## TASK PROMPT
Every entry below should be transcribed exactly; pictures stay out of the copy.

[Dataset listings of figures]
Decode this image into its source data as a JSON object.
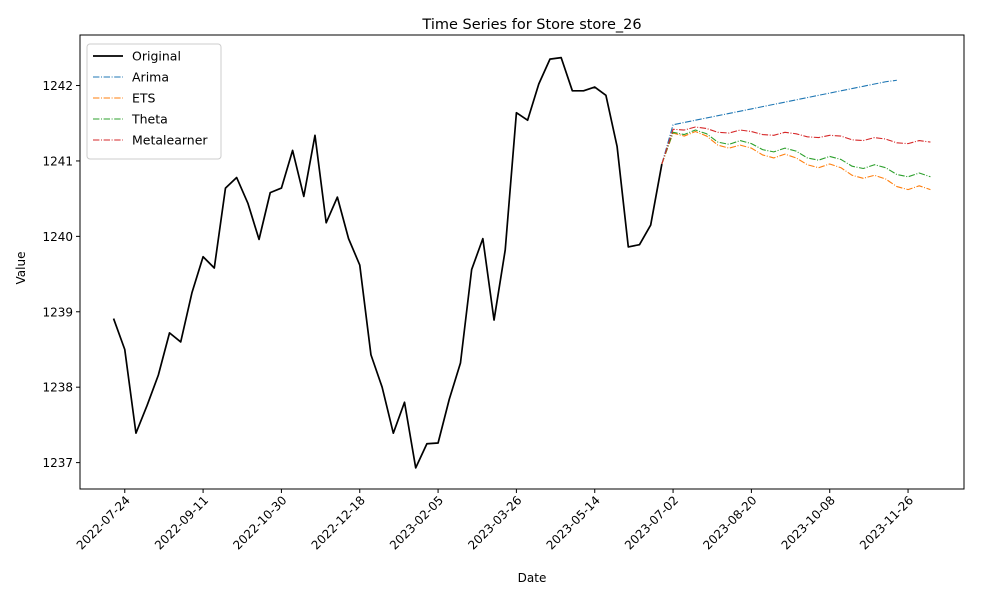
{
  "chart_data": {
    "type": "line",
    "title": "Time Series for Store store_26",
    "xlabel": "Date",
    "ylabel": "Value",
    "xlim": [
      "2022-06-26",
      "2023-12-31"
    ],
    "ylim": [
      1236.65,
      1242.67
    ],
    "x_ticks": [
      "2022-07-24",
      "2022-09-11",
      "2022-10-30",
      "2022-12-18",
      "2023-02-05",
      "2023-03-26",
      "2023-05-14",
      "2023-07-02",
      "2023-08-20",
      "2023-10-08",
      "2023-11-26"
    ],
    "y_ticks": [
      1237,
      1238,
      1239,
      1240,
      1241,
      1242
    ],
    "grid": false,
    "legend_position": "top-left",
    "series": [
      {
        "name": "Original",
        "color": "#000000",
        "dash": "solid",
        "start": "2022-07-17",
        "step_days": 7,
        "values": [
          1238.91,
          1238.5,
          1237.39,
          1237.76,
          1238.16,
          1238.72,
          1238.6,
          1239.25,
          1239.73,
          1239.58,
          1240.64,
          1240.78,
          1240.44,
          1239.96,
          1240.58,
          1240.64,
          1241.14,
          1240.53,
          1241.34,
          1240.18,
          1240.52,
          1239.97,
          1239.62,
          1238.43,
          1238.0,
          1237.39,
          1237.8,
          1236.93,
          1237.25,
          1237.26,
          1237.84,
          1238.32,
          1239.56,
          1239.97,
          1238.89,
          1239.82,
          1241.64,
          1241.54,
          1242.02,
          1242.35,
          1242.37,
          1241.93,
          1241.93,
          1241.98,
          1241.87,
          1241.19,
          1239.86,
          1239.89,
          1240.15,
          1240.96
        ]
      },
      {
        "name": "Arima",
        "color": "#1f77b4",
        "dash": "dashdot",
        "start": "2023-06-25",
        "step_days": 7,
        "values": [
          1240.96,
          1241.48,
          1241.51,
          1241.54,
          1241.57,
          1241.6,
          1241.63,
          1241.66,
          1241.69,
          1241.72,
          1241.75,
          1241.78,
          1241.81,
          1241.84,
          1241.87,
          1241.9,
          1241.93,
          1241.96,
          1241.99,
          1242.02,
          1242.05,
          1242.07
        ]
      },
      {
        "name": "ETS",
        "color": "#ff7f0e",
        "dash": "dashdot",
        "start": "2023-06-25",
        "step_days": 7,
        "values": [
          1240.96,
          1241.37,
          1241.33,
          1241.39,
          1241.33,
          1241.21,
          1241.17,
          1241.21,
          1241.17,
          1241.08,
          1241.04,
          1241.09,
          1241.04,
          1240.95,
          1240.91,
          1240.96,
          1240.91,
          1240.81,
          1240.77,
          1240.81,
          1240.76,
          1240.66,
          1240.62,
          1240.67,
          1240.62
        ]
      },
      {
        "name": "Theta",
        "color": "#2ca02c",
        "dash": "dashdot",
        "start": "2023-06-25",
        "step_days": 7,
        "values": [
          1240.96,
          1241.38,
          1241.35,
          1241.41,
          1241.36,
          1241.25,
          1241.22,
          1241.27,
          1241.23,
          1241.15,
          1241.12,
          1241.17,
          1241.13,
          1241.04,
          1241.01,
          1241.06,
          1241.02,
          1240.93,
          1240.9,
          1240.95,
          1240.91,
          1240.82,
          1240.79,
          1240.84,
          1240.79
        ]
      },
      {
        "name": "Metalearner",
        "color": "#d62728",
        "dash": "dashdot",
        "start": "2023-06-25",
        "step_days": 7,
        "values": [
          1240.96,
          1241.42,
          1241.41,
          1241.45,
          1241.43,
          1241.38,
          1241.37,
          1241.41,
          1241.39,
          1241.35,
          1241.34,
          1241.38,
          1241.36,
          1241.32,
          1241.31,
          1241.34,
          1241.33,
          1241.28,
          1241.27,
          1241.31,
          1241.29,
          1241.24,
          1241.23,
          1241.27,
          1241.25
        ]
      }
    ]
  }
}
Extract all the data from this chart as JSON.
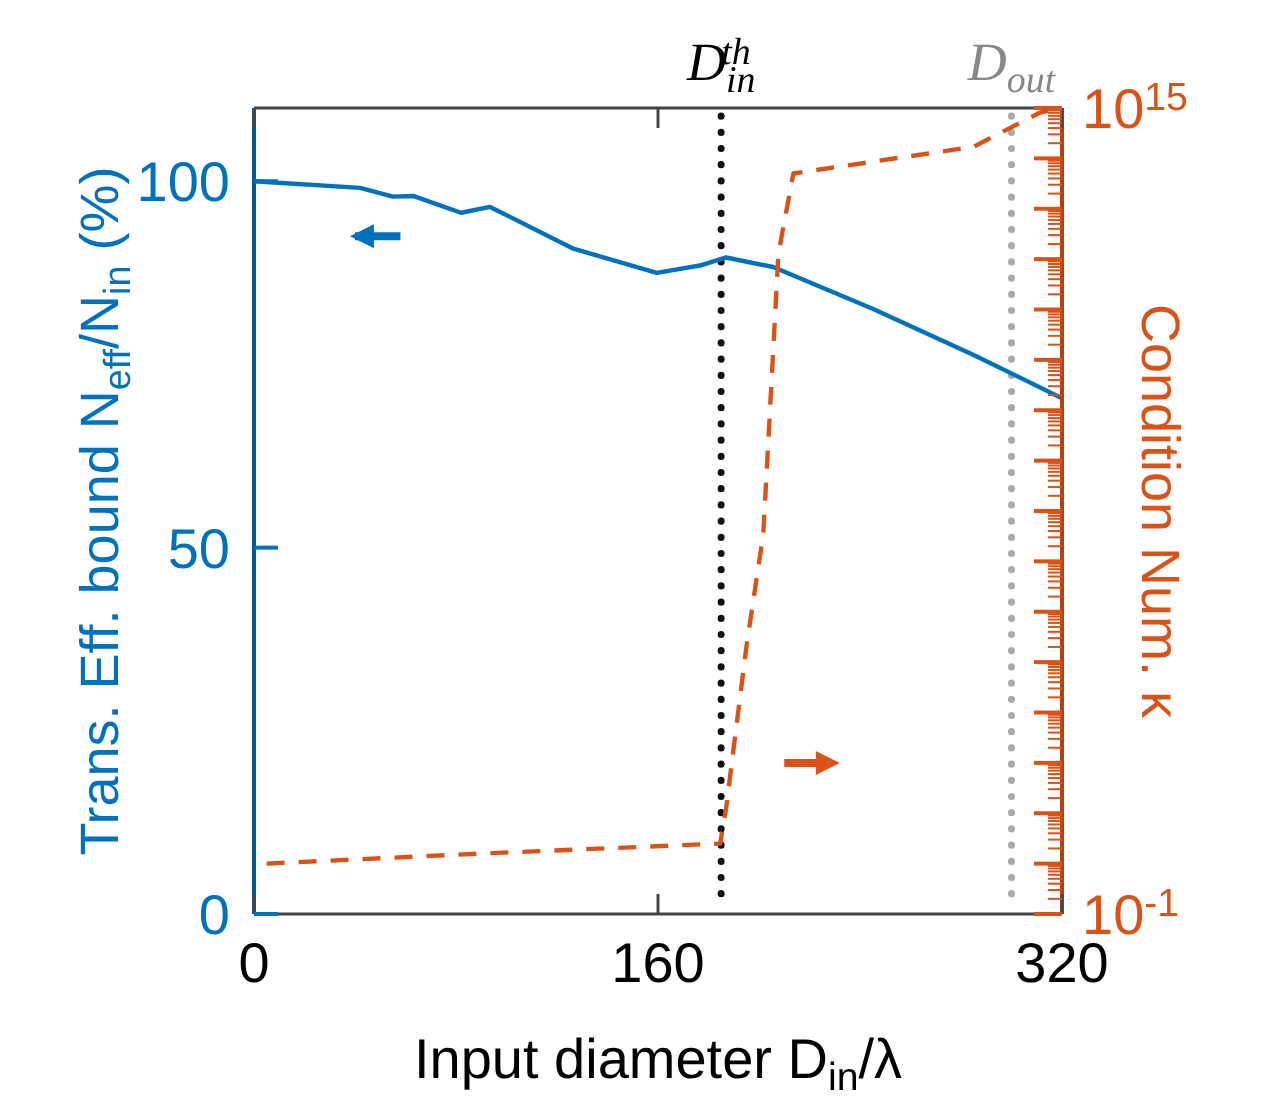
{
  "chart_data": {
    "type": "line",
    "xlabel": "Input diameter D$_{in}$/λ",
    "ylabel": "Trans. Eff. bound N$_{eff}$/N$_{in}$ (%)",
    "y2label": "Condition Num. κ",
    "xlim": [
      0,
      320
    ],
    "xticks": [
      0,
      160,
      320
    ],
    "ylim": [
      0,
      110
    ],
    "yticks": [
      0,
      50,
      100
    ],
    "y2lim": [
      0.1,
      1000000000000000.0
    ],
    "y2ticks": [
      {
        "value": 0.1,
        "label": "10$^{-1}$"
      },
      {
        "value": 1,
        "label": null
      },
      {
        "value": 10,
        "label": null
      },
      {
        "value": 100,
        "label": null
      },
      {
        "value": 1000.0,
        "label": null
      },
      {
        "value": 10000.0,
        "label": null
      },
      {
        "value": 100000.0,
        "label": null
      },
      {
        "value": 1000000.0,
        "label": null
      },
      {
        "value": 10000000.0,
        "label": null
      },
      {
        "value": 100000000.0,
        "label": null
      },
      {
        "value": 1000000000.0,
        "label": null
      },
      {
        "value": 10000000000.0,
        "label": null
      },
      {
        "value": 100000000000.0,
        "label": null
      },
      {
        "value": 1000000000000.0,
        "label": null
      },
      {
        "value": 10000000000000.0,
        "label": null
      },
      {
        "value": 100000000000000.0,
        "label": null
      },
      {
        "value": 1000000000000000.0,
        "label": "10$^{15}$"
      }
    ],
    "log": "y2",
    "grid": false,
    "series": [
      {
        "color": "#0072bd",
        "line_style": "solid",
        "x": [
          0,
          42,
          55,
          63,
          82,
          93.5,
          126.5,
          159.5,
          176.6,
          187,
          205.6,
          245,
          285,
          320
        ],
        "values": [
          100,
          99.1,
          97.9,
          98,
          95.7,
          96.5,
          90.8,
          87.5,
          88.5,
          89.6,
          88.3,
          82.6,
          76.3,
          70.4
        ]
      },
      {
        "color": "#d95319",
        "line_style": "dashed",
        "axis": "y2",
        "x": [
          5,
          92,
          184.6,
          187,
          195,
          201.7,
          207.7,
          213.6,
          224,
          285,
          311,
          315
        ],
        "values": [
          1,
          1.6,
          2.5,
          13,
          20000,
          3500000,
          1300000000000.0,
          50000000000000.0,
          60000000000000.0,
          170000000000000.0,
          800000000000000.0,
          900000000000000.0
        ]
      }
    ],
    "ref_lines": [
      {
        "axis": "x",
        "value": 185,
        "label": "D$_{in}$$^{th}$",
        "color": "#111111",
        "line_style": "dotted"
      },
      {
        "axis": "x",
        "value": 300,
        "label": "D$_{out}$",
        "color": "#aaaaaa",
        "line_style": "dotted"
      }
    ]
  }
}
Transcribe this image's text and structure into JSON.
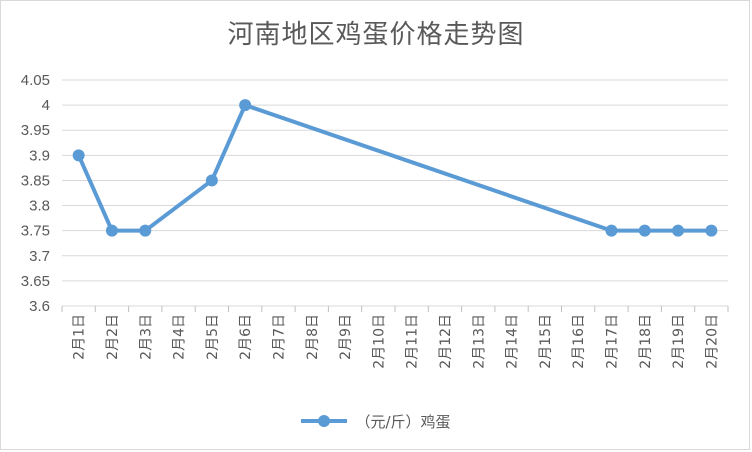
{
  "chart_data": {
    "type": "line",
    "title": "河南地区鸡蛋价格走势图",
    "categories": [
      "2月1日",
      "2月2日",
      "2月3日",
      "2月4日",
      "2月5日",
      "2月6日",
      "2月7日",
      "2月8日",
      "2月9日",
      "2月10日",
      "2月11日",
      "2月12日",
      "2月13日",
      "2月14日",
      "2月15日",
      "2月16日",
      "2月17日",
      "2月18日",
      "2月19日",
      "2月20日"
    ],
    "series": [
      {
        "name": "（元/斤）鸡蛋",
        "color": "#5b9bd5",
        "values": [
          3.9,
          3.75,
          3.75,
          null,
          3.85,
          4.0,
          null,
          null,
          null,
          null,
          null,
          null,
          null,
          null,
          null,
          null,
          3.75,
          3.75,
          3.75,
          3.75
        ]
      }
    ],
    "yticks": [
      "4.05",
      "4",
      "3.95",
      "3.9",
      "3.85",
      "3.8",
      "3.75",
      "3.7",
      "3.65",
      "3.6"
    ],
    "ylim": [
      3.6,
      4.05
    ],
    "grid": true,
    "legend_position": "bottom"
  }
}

## ANSWER TO THIS PROBLEM
Decode this image into its source data as a JSON object.
{
  "chart_data": {
    "type": "line",
    "title": "Time Series for Store store_26",
    "xlabel": "Date",
    "ylabel": "Value",
    "xlim": [
      "2022-06-26",
      "2023-12-31"
    ],
    "ylim": [
      1236.65,
      1242.67
    ],
    "x_ticks": [
      "2022-07-24",
      "2022-09-11",
      "2022-10-30",
      "2022-12-18",
      "2023-02-05",
      "2023-03-26",
      "2023-05-14",
      "2023-07-02",
      "2023-08-20",
      "2023-10-08",
      "2023-11-26"
    ],
    "y_ticks": [
      1237,
      1238,
      1239,
      1240,
      1241,
      1242
    ],
    "grid": false,
    "legend_position": "top-left",
    "series": [
      {
        "name": "Original",
        "color": "#000000",
        "dash": "solid",
        "start": "2022-07-17",
        "step_days": 7,
        "values": [
          1238.91,
          1238.5,
          1237.39,
          1237.76,
          1238.16,
          1238.72,
          1238.6,
          1239.25,
          1239.73,
          1239.58,
          1240.64,
          1240.78,
          1240.44,
          1239.96,
          1240.58,
          1240.64,
          1241.14,
          1240.53,
          1241.34,
          1240.18,
          1240.52,
          1239.97,
          1239.62,
          1238.43,
          1238.0,
          1237.39,
          1237.8,
          1236.93,
          1237.25,
          1237.26,
          1237.84,
          1238.32,
          1239.56,
          1239.97,
          1238.89,
          1239.82,
          1241.64,
          1241.54,
          1242.02,
          1242.35,
          1242.37,
          1241.93,
          1241.93,
          1241.98,
          1241.87,
          1241.19,
          1239.86,
          1239.89,
          1240.15,
          1240.96
        ]
      },
      {
        "name": "Arima",
        "color": "#1f77b4",
        "dash": "dashdot",
        "start": "2023-06-25",
        "step_days": 7,
        "values": [
          1240.96,
          1241.48,
          1241.51,
          1241.54,
          1241.57,
          1241.6,
          1241.63,
          1241.66,
          1241.69,
          1241.72,
          1241.75,
          1241.78,
          1241.81,
          1241.84,
          1241.87,
          1241.9,
          1241.93,
          1241.96,
          1241.99,
          1242.02,
          1242.05,
          1242.07
        ]
      },
      {
        "name": "ETS",
        "color": "#ff7f0e",
        "dash": "dashdot",
        "start": "2023-06-25",
        "step_days": 7,
        "values": [
          1240.96,
          1241.37,
          1241.33,
          1241.39,
          1241.33,
          1241.21,
          1241.17,
          1241.21,
          1241.17,
          1241.08,
          1241.04,
          1241.09,
          1241.04,
          1240.95,
          1240.91,
          1240.96,
          1240.91,
          1240.81,
          1240.77,
          1240.81,
          1240.76,
          1240.66,
          1240.62,
          1240.67,
          1240.62
        ]
      },
      {
        "name": "Theta",
        "color": "#2ca02c",
        "dash": "dashdot",
        "start": "2023-06-25",
        "step_days": 7,
        "values": [
          1240.96,
          1241.38,
          1241.35,
          1241.41,
          1241.36,
          1241.25,
          1241.22,
          1241.27,
          1241.23,
          1241.15,
          1241.12,
          1241.17,
          1241.13,
          1241.04,
          1241.01,
          1241.06,
          1241.02,
          1240.93,
          1240.9,
          1240.95,
          1240.91,
          1240.82,
          1240.79,
          1240.84,
          1240.79
        ]
      },
      {
        "name": "Metalearner",
        "color": "#d62728",
        "dash": "dashdot",
        "start": "2023-06-25",
        "step_days": 7,
        "values": [
          1240.96,
          1241.42,
          1241.41,
          1241.45,
          1241.43,
          1241.38,
          1241.37,
          1241.41,
          1241.39,
          1241.35,
          1241.34,
          1241.38,
          1241.36,
          1241.32,
          1241.31,
          1241.34,
          1241.33,
          1241.28,
          1241.27,
          1241.31,
          1241.29,
          1241.24,
          1241.23,
          1241.27,
          1241.25
        ]
      }
    ]
  }
}
Extract all the data from this chart as JSON.
{
  "chart_data": {
    "type": "line",
    "xlabel": "Input diameter D$_{in}$/λ",
    "ylabel": "Trans. Eff. bound N$_{eff}$/N$_{in}$ (%)",
    "y2label": "Condition Num. κ",
    "xlim": [
      0,
      320
    ],
    "xticks": [
      0,
      160,
      320
    ],
    "ylim": [
      0,
      110
    ],
    "yticks": [
      0,
      50,
      100
    ],
    "y2lim": [
      0.1,
      1000000000000000.0
    ],
    "y2ticks": [
      {
        "value": 0.1,
        "label": "10$^{-1}$"
      },
      {
        "value": 1,
        "label": null
      },
      {
        "value": 10,
        "label": null
      },
      {
        "value": 100,
        "label": null
      },
      {
        "value": 1000.0,
        "label": null
      },
      {
        "value": 10000.0,
        "label": null
      },
      {
        "value": 100000.0,
        "label": null
      },
      {
        "value": 1000000.0,
        "label": null
      },
      {
        "value": 10000000.0,
        "label": null
      },
      {
        "value": 100000000.0,
        "label": null
      },
      {
        "value": 1000000000.0,
        "label": null
      },
      {
        "value": 10000000000.0,
        "label": null
      },
      {
        "value": 100000000000.0,
        "label": null
      },
      {
        "value": 1000000000000.0,
        "label": null
      },
      {
        "value": 10000000000000.0,
        "label": null
      },
      {
        "value": 100000000000000.0,
        "label": null
      },
      {
        "value": 1000000000000000.0,
        "label": "10$^{15}$"
      }
    ],
    "log": "y2",
    "grid": false,
    "series": [
      {
        "color": "#0072bd",
        "line_style": "solid",
        "x": [
          0,
          42,
          55,
          63,
          82,
          93.5,
          126.5,
          159.5,
          176.6,
          187,
          205.6,
          245,
          285,
          320
        ],
        "values": [
          100,
          99.1,
          97.9,
          98,
          95.7,
          96.5,
          90.8,
          87.5,
          88.5,
          89.6,
          88.3,
          82.6,
          76.3,
          70.4
        ]
      },
      {
        "color": "#d95319",
        "line_style": "dashed",
        "axis": "y2",
        "x": [
          5,
          92,
          184.6,
          187,
          195,
          201.7,
          207.7,
          213.6,
          224,
          285,
          311,
          315
        ],
        "values": [
          1,
          1.6,
          2.5,
          13,
          20000,
          3500000,
          1300000000000.0,
          50000000000000.0,
          60000000000000.0,
          170000000000000.0,
          800000000000000.0,
          900000000000000.0
        ]
      }
    ],
    "ref_lines": [
      {
        "axis": "x",
        "value": 185,
        "label": "D$_{in}$$^{th}$",
        "color": "#111111",
        "line_style": "dotted"
      },
      {
        "axis": "x",
        "value": 300,
        "label": "D$_{out}$",
        "color": "#aaaaaa",
        "line_style": "dotted"
      }
    ]
  }
}
Transcribe this image's text and structure into JSON.
{
  "chart_data": {
    "type": "line",
    "title": "河南地区鸡蛋价格走势图",
    "categories": [
      "2月1日",
      "2月2日",
      "2月3日",
      "2月4日",
      "2月5日",
      "2月6日",
      "2月7日",
      "2月8日",
      "2月9日",
      "2月10日",
      "2月11日",
      "2月12日",
      "2月13日",
      "2月14日",
      "2月15日",
      "2月16日",
      "2月17日",
      "2月18日",
      "2月19日",
      "2月20日"
    ],
    "series": [
      {
        "name": "（元/斤）鸡蛋",
        "color": "#5b9bd5",
        "values": [
          3.9,
          3.75,
          3.75,
          null,
          3.85,
          4.0,
          null,
          null,
          null,
          null,
          null,
          null,
          null,
          null,
          null,
          null,
          3.75,
          3.75,
          3.75,
          3.75
        ]
      }
    ],
    "yticks": [
      "4.05",
      "4",
      "3.95",
      "3.9",
      "3.85",
      "3.8",
      "3.75",
      "3.7",
      "3.65",
      "3.6"
    ],
    "ylim": [
      3.6,
      4.05
    ],
    "grid": true,
    "legend_position": "bottom"
  }
}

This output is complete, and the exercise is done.